Exercise task: Repeat every line of the material, character for character.

(Items from a data source)
------------------------------------------------------------------------

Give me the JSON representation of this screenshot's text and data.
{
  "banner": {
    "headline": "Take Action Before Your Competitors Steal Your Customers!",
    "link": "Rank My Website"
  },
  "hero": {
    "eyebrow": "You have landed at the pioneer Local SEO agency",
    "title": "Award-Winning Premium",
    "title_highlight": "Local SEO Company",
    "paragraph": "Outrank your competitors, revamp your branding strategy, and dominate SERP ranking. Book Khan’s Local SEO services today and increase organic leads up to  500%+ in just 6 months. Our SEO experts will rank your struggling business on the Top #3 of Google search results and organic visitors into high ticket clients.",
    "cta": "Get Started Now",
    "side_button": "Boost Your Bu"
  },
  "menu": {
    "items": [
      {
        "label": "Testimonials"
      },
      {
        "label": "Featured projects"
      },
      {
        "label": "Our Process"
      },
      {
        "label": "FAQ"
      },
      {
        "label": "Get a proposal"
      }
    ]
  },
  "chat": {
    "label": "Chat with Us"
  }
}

------------------------------------------------------------------------

Full answer:
Give me the JSON representation of this screenshot's text and data.
{
  "banner": {
    "headline": "Take Action Before Your Competitors Steal Your Customers!",
    "link": "Rank My Website"
  },
  "hero": {
    "eyebrow": "You have landed at the pioneer Local SEO agency",
    "title": "Award-Winning Premium",
    "title_highlight": "Local SEO Company",
    "paragraph": "Outrank your competitors, revamp your branding strategy, and dominate SERP ranking. Book Khan’s Local SEO services today and increase organic leads up to  500%+ in just 6 months. Our SEO experts will rank your struggling business on the Top #3 of Google search results and organic visitors into high ticket clients.",
    "cta": "Get Started Now",
    "side_button": "Boost Your Bu"
  },
  "menu": {
    "items": [
      {
        "label": "Testimonials"
      },
      {
        "label": "Featured projects"
      },
      {
        "label": "Our Process"
      },
      {
        "label": "FAQ"
      },
      {
        "label": "Get a proposal"
      }
    ]
  },
  "chat": {
    "label": "Chat with Us"
  }
}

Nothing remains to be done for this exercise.